Die Beschwerde hat jedenfalls deshalb keinen Erfolg, weil der Antragsteller einen Anordnungsgrund nicht glaubhaft gemacht hat (§ 123 Abs. 1 und 3 VwGO, § 920 Abs. 2 ZPO). Aus seinem Vorbringen ergibt sich insbesondere nicht, dass der Erlass der einstweiligen Anordnung nötig wäre, um wesentliche Nachteile von ihm abzuwenden. Dabei sind an das Vorliegen wesentlicher Nachteile in Fällen wie dem vorliegenden, in denen die waffenrechtliche Zuverlässigkeit des Jagdscheinbewerbers in Frage steht, erhöhte Anforderungen zu stellen.

Wesentliche Nachteile sind nicht damit glaubhaft gemacht, dass der Antragsteller geltend macht, er sei auf die Erteilung des Jagdscheins aus geschäftlichen Gründen dringend angewiesen; er sei Inhaber eines mittelständischen Datenverarbeitungsbetriebes im ländlichen Raum; sehr viele seiner Geschäftspartner seien Jäger und wüssten, dass er die Jägerprüfung bestanden habe; er habe bereits sehr viele Jagdeinladungen erhalten und könne seinen Geschäftspartnern nur schwer erklären, dass er noch keinen Jagdschein gelöst habe; seine Geschäftspartner seien gewohnt, geschäftliche Dinge anlässlich gemeinsamer Jagden zu besprechen; vor allem bestehe bei seiner konservativ geprägten Kundschaft die große Gefahr, dass sie sich von ihm abwende, wenn sie erführe, aus welchen Gründen das Landratsamt die Erteilung des Jagdscheins ablehne; empfindliche existenzbedrohende Umsatzeinbußen für ihn wären die Folge.

#### [Datenabschnitt]
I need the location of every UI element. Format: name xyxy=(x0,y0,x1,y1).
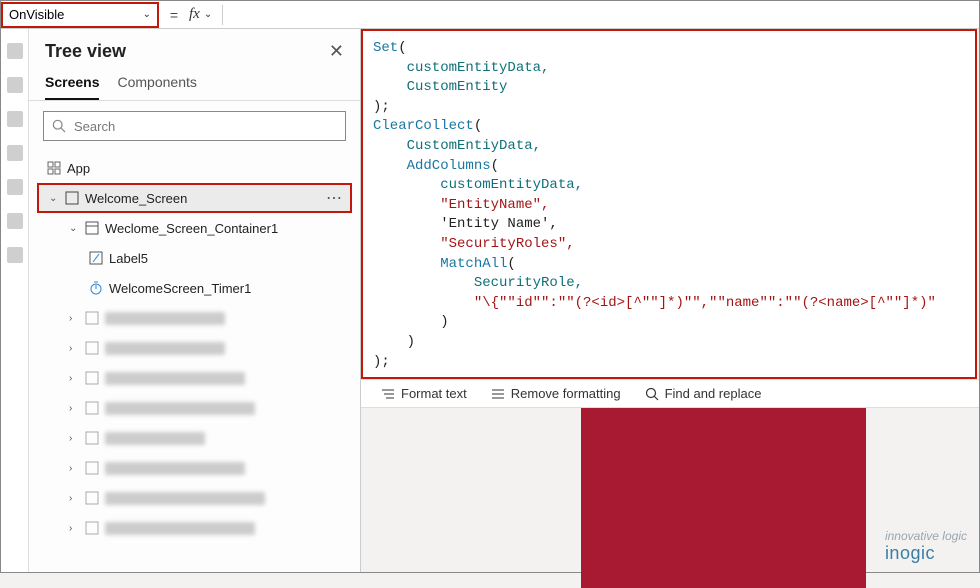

#### [Aufgabenstellung]
Weshalb hat die Beschwerde laut dem Textauszug keinen Erfolg? Das Material stammt aus einer anderen Quelle.

#### [Lösung]
Der Antragsteller hat einen Anordnungsgrund nicht glaubhaft gemacht.